ENTRIES SHOWN –
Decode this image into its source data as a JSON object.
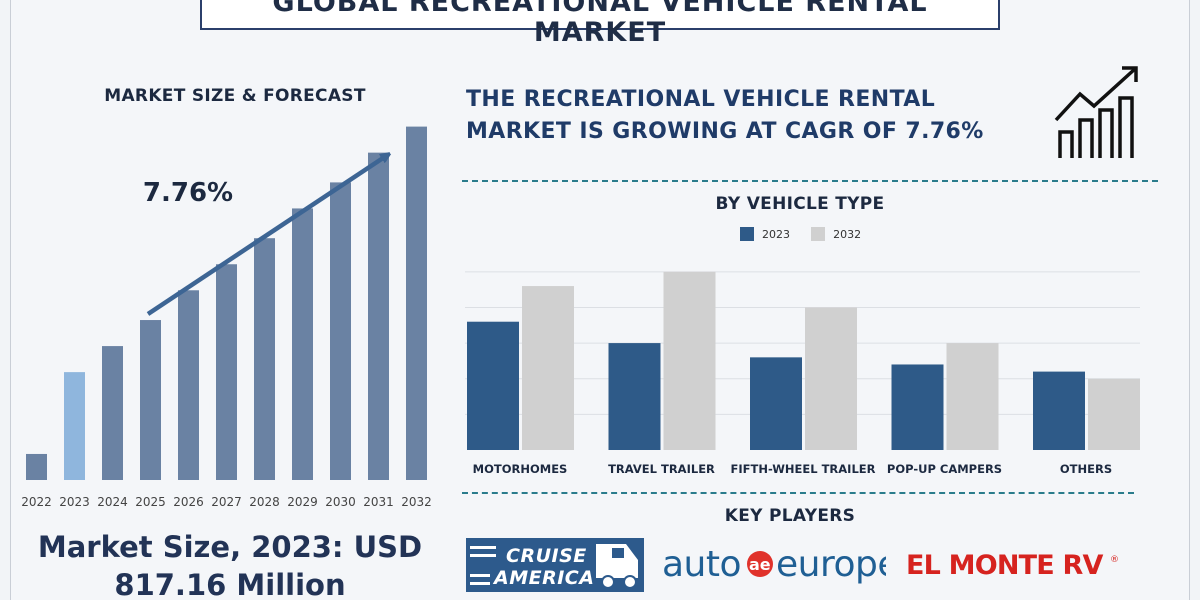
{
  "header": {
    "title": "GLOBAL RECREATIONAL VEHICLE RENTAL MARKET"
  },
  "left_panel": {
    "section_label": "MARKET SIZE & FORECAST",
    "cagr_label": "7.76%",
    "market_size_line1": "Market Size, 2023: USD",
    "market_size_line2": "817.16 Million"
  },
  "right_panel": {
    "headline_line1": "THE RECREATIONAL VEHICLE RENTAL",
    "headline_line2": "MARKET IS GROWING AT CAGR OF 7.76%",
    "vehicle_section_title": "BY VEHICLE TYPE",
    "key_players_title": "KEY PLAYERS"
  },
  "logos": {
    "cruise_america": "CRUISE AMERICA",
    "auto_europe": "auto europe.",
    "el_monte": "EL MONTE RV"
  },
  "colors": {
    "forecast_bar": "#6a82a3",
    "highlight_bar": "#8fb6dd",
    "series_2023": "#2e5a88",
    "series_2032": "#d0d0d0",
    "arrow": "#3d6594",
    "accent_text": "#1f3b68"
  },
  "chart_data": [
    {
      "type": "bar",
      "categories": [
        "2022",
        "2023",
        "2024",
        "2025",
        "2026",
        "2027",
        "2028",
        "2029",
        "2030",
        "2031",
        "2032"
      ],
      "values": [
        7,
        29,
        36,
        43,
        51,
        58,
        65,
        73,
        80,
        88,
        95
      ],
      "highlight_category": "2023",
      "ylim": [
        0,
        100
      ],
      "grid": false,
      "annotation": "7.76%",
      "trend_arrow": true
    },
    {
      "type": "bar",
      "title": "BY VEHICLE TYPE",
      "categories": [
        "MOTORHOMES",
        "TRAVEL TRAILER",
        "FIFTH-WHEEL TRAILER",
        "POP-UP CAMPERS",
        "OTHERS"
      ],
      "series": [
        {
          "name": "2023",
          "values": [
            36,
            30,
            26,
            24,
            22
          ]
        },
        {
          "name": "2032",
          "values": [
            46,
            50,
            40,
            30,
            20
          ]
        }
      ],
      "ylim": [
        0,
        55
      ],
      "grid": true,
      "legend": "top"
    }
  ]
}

* * *

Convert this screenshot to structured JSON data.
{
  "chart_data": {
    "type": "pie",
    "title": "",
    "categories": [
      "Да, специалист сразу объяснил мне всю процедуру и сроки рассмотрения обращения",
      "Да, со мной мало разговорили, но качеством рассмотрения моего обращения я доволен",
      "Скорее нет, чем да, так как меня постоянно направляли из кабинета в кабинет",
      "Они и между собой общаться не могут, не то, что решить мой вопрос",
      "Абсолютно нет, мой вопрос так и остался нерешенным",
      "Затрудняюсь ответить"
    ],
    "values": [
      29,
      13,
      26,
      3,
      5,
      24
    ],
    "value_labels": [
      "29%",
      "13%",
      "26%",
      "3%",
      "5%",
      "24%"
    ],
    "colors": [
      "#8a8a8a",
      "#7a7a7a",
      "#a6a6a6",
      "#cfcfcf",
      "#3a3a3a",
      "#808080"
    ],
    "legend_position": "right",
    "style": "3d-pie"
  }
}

* * *

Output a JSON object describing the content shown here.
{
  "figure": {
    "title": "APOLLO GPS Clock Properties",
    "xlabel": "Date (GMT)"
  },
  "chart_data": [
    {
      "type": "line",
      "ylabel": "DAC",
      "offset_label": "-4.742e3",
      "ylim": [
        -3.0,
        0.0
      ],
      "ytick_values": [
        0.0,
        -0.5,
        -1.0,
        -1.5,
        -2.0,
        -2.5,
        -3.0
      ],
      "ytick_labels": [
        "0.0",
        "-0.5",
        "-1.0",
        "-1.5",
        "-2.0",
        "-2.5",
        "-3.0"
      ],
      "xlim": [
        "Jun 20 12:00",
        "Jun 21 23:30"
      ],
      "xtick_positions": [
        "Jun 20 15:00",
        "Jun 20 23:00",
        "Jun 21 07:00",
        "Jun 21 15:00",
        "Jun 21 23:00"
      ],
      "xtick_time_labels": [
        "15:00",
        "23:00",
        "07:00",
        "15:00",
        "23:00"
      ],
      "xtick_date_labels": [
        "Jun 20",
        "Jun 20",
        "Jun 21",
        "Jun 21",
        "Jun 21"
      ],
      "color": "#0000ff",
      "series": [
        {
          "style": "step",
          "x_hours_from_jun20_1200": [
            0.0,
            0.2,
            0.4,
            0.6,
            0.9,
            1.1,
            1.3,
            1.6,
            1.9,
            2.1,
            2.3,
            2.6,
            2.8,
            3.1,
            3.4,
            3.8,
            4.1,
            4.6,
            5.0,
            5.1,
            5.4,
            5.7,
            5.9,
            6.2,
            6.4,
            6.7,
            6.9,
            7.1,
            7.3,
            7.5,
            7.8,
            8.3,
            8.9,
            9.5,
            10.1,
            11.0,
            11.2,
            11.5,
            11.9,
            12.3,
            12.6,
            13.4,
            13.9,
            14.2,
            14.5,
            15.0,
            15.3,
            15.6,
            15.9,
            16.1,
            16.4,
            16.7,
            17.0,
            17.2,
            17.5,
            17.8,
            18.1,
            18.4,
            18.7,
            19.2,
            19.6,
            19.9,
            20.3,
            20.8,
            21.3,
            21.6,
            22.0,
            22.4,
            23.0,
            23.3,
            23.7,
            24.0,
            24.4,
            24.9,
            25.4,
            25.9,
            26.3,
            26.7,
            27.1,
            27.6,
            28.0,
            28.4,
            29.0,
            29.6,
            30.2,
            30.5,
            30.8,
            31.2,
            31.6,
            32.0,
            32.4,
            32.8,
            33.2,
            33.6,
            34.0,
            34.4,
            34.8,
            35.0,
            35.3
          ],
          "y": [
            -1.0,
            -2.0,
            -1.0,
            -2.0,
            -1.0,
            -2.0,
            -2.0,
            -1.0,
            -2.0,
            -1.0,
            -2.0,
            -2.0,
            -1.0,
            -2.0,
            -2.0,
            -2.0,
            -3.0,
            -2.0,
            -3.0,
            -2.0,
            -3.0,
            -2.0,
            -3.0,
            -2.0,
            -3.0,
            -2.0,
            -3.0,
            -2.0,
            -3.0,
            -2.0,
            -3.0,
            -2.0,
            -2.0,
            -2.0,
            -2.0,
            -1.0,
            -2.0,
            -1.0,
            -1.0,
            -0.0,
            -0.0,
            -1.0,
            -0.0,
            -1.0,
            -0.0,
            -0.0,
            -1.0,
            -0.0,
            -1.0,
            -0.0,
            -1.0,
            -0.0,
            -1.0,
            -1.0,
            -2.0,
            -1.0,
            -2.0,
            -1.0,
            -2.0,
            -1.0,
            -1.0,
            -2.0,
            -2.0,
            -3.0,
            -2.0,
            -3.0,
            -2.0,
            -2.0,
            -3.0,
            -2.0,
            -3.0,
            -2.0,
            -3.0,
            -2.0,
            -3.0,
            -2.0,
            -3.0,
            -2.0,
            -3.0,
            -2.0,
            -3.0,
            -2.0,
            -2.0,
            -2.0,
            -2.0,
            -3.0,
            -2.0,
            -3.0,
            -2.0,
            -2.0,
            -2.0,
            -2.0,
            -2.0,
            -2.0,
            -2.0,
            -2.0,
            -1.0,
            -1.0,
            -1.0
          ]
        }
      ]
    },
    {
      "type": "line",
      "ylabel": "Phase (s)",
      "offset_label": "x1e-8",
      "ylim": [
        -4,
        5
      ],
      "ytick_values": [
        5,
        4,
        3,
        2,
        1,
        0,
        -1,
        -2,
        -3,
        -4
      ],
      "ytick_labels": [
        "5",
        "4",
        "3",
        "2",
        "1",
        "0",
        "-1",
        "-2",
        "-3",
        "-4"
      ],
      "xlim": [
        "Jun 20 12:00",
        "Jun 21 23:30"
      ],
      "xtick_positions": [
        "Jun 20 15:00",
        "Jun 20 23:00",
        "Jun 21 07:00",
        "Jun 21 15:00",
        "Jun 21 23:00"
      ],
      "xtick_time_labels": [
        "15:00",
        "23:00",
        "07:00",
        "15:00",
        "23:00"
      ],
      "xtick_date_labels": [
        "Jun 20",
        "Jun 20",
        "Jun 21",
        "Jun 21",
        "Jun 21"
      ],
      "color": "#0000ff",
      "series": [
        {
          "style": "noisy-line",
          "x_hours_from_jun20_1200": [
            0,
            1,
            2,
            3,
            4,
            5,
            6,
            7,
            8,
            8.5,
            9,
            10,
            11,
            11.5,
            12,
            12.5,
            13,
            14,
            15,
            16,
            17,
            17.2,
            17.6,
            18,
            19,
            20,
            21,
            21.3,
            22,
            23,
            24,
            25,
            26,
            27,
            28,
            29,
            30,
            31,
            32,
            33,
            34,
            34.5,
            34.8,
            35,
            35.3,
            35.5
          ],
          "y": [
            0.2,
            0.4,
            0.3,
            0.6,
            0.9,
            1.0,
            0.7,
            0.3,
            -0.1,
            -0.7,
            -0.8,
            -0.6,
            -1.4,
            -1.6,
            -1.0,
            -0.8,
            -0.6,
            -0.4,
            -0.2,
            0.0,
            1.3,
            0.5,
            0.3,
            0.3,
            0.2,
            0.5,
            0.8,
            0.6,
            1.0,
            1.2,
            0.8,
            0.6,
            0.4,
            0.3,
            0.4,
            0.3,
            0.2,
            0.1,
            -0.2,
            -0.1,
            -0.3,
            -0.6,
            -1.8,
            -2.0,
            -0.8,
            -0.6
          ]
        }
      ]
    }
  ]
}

PROBLEM DETAILS – Gather, from the listing above, every line carrying the word "object".

TASK ANSWER –
Decode this image into its source data as a JSON object.
Output a JSON object describing the content shown here.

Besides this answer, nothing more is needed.